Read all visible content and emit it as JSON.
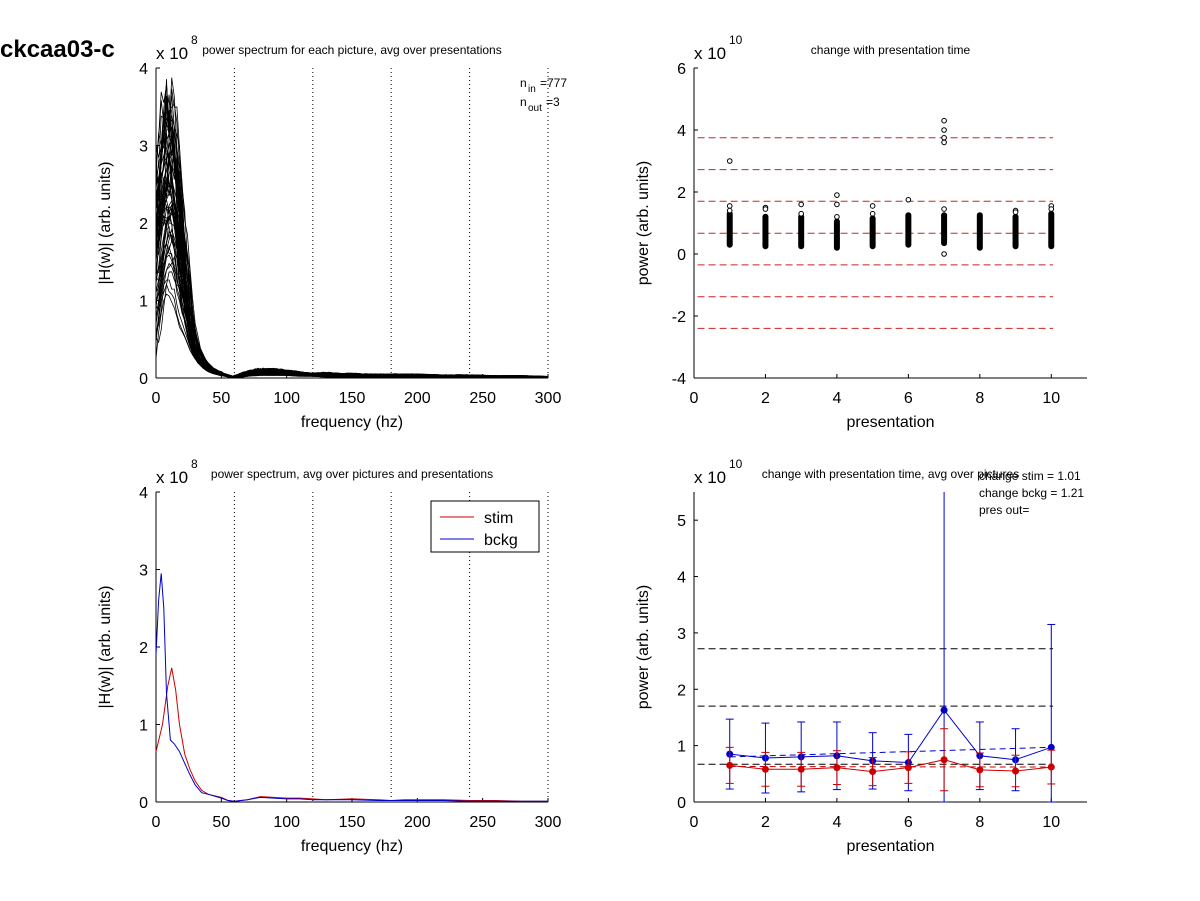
{
  "figure_title": "ckcaa03-c",
  "colors": {
    "stim": "#cc0000",
    "bckg": "#0000cc",
    "black": "#000000",
    "red_dash": "#cc2222"
  },
  "chart_data": [
    {
      "id": "p1",
      "type": "line",
      "title": "power spectrum for each picture, avg over presentations",
      "xlabel": "frequency (hz)",
      "ylabel": "|H(w)| (arb. units)",
      "multiplier": {
        "base": "x 10",
        "exp": "8"
      },
      "xlim": [
        0,
        300
      ],
      "ylim": [
        0,
        4
      ],
      "xticks": [
        0,
        50,
        100,
        150,
        200,
        250,
        300
      ],
      "yticks": [
        0,
        1,
        2,
        3,
        4
      ],
      "vlines": [
        60,
        120,
        180,
        240,
        300
      ],
      "annotations": [
        {
          "base": "n",
          "sub": "in",
          "value": "=777"
        },
        {
          "base": "n",
          "sub": "out",
          "value": "=3"
        }
      ],
      "trace_count": 60,
      "envelope": {
        "x": [
          0,
          3,
          6,
          9,
          12,
          15,
          18,
          22,
          26,
          30,
          35,
          40,
          45,
          50,
          55,
          60,
          65,
          70,
          80,
          90,
          100,
          110,
          120,
          130,
          140,
          150,
          160,
          170,
          180,
          190,
          200,
          220,
          240,
          260,
          280,
          300
        ],
        "lower": [
          0.1,
          0.6,
          0.9,
          1.0,
          0.9,
          0.8,
          0.6,
          0.5,
          0.35,
          0.25,
          0.15,
          0.08,
          0.05,
          0.03,
          0.02,
          0.0,
          0.01,
          0.02,
          0.03,
          0.03,
          0.03,
          0.02,
          0.02,
          0.01,
          0.01,
          0.01,
          0.01,
          0.01,
          0.01,
          0.01,
          0.01,
          0.01,
          0.01,
          0.01,
          0.01,
          0.01
        ],
        "upper": [
          2.8,
          3.0,
          3.4,
          3.75,
          3.6,
          3.3,
          2.6,
          1.7,
          0.9,
          0.45,
          0.25,
          0.15,
          0.1,
          0.06,
          0.03,
          0.01,
          0.05,
          0.08,
          0.12,
          0.12,
          0.1,
          0.08,
          0.06,
          0.07,
          0.06,
          0.06,
          0.05,
          0.05,
          0.05,
          0.05,
          0.05,
          0.04,
          0.04,
          0.03,
          0.03,
          0.02
        ]
      }
    },
    {
      "id": "p2",
      "type": "scatter",
      "title": "change with presentation time",
      "xlabel": "presentation",
      "ylabel": "power (arb. units)",
      "multiplier": {
        "base": "x 10",
        "exp": "10"
      },
      "xlim": [
        0,
        11
      ],
      "ylim": [
        -4,
        6
      ],
      "xticks": [
        0,
        2,
        4,
        6,
        8,
        10
      ],
      "yticks": [
        -4,
        -2,
        0,
        2,
        4,
        6
      ],
      "hlines": [
        3.75,
        2.72,
        1.7,
        0.67,
        -0.35,
        -1.38,
        -2.4
      ],
      "columns": [
        {
          "x": 1,
          "min": 0.3,
          "max": 1.3,
          "outliers": [
            3.0,
            1.55,
            1.4
          ]
        },
        {
          "x": 2,
          "min": 0.25,
          "max": 1.2,
          "outliers": [
            1.5,
            1.45
          ]
        },
        {
          "x": 3,
          "min": 0.25,
          "max": 1.2,
          "outliers": [
            1.6,
            1.3
          ]
        },
        {
          "x": 4,
          "min": 0.2,
          "max": 1.05,
          "outliers": [
            1.9,
            1.6,
            1.2
          ]
        },
        {
          "x": 5,
          "min": 0.25,
          "max": 1.15,
          "outliers": [
            1.55,
            1.3
          ]
        },
        {
          "x": 6,
          "min": 0.3,
          "max": 1.25,
          "outliers": [
            1.75
          ]
        },
        {
          "x": 7,
          "min": 0.35,
          "max": 1.25,
          "outliers": [
            4.3,
            4.0,
            3.75,
            3.6,
            1.45,
            0.0
          ]
        },
        {
          "x": 8,
          "min": 0.2,
          "max": 1.25,
          "outliers": []
        },
        {
          "x": 9,
          "min": 0.25,
          "max": 1.2,
          "outliers": [
            1.4,
            1.35
          ]
        },
        {
          "x": 10,
          "min": 0.25,
          "max": 1.3,
          "outliers": [
            1.55,
            1.45
          ]
        }
      ]
    },
    {
      "id": "p3",
      "type": "line",
      "title": "power spectrum, avg over pictures and presentations",
      "xlabel": "frequency (hz)",
      "ylabel": "|H(w)| (arb. units)",
      "multiplier": {
        "base": "x 10",
        "exp": "8"
      },
      "xlim": [
        0,
        300
      ],
      "ylim": [
        0,
        4
      ],
      "xticks": [
        0,
        50,
        100,
        150,
        200,
        250,
        300
      ],
      "yticks": [
        0,
        1,
        2,
        3,
        4
      ],
      "vlines": [
        60,
        120,
        180,
        240,
        300
      ],
      "legend": {
        "placement": "top-right"
      },
      "series": [
        {
          "name": "stim",
          "x": [
            0,
            5,
            9,
            12,
            15,
            18,
            22,
            26,
            30,
            35,
            40,
            50,
            55,
            60,
            70,
            80,
            90,
            100,
            110,
            120,
            130,
            150,
            170,
            180,
            190,
            200,
            220,
            240,
            260,
            280,
            300
          ],
          "y": [
            0.65,
            1.0,
            1.5,
            1.73,
            1.45,
            1.0,
            0.62,
            0.42,
            0.27,
            0.15,
            0.1,
            0.06,
            0.02,
            0.01,
            0.03,
            0.07,
            0.06,
            0.05,
            0.05,
            0.04,
            0.03,
            0.04,
            0.03,
            0.02,
            0.03,
            0.03,
            0.03,
            0.02,
            0.02,
            0.01,
            0.01
          ]
        },
        {
          "name": "bckg",
          "x": [
            0,
            2,
            4,
            6,
            8,
            11,
            14,
            18,
            22,
            26,
            30,
            35,
            40,
            50,
            55,
            60,
            70,
            80,
            90,
            100,
            110,
            120,
            130,
            150,
            170,
            180,
            190,
            200,
            220,
            240,
            260,
            280,
            300
          ],
          "y": [
            1.9,
            2.6,
            2.95,
            2.5,
            1.4,
            0.8,
            0.75,
            0.65,
            0.5,
            0.35,
            0.22,
            0.12,
            0.1,
            0.05,
            0.02,
            0.01,
            0.03,
            0.06,
            0.05,
            0.04,
            0.04,
            0.03,
            0.03,
            0.03,
            0.02,
            0.02,
            0.02,
            0.02,
            0.02,
            0.01,
            0.01,
            0.01,
            0.01
          ]
        }
      ]
    },
    {
      "id": "p4",
      "type": "line",
      "title": "change with presentation time, avg over pictures",
      "xlabel": "presentation",
      "ylabel": "power (arb. units)",
      "multiplier": {
        "base": "x 10",
        "exp": "10"
      },
      "xlim": [
        0,
        11
      ],
      "ylim": [
        0,
        5.5
      ],
      "xticks": [
        0,
        2,
        4,
        6,
        8,
        10
      ],
      "yticks": [
        0,
        1,
        2,
        3,
        4,
        5
      ],
      "annotations": [
        "change stim = 1.01",
        "change bckg = 1.21",
        "pres out="
      ],
      "hlines": [
        2.72,
        1.7,
        0.67
      ],
      "series": [
        {
          "name": "stim",
          "x": [
            1,
            2,
            3,
            4,
            5,
            6,
            7,
            8,
            9,
            10
          ],
          "y": [
            0.65,
            0.58,
            0.58,
            0.61,
            0.54,
            0.61,
            0.75,
            0.57,
            0.55,
            0.62
          ],
          "err": [
            0.32,
            0.3,
            0.3,
            0.3,
            0.25,
            0.28,
            0.55,
            0.3,
            0.28,
            0.3
          ],
          "trend": [
            0.63,
            0.62
          ]
        },
        {
          "name": "bckg",
          "x": [
            1,
            2,
            3,
            4,
            5,
            6,
            7,
            8,
            9,
            10
          ],
          "y": [
            0.85,
            0.78,
            0.8,
            0.82,
            0.73,
            0.7,
            1.63,
            0.82,
            0.75,
            0.97
          ],
          "err": [
            0.62,
            0.62,
            0.62,
            0.6,
            0.5,
            0.5,
            4.0,
            0.6,
            0.55,
            2.18
          ],
          "trend": [
            0.8,
            0.97
          ]
        }
      ]
    }
  ]
}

== WORK TO BE COMPLETED ==
Filter out all lines lacking the word "stim" and copy the rest.

== PROBLEM SOLUTION ==
    "stim": "#cc0000",
          "name": "stim",
        "change stim = 1.01",
          "name": "stim",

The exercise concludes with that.